#### Work to complete:
Search the listing for the string "eficient" and copy every line that contains it.
****************************************
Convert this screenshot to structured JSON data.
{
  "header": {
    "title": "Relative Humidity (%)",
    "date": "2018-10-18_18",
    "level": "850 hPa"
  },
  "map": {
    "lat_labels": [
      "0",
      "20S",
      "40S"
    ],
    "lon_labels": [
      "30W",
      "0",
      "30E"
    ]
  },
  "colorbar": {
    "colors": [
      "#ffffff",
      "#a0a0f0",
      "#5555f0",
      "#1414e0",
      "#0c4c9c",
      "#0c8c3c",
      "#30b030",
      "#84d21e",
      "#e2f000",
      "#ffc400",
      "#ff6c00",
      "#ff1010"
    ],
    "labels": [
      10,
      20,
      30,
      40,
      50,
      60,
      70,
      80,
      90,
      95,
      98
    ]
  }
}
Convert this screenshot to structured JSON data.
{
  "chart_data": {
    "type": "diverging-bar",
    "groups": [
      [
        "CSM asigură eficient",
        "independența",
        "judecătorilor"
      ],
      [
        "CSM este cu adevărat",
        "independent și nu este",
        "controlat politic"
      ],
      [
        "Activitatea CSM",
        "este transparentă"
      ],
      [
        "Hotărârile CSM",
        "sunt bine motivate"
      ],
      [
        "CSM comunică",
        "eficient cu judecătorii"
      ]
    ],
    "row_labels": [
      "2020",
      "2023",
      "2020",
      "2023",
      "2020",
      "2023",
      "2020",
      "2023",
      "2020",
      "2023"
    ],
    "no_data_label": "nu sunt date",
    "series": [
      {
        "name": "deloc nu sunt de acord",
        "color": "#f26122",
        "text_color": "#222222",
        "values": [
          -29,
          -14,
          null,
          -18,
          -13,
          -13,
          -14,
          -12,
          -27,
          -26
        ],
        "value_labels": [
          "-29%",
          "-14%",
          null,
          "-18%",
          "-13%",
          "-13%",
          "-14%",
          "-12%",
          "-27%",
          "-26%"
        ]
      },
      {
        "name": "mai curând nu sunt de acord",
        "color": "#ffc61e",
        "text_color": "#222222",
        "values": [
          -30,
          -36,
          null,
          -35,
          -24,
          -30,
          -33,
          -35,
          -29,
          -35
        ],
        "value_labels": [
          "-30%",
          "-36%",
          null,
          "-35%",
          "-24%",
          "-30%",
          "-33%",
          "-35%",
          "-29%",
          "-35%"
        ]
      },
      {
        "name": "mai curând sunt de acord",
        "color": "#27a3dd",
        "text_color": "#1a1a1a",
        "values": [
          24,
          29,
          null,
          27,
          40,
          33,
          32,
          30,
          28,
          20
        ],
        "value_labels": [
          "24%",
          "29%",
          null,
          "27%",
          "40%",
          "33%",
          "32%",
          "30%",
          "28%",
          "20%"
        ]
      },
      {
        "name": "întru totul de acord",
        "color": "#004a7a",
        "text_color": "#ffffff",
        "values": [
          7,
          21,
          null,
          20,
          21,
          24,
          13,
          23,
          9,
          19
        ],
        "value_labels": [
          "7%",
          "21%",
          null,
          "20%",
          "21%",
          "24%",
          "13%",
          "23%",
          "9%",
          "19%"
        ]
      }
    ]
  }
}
****************************************
#### Correct output:
        "CSM asigură eficient",
        "eficient cu judecătorii"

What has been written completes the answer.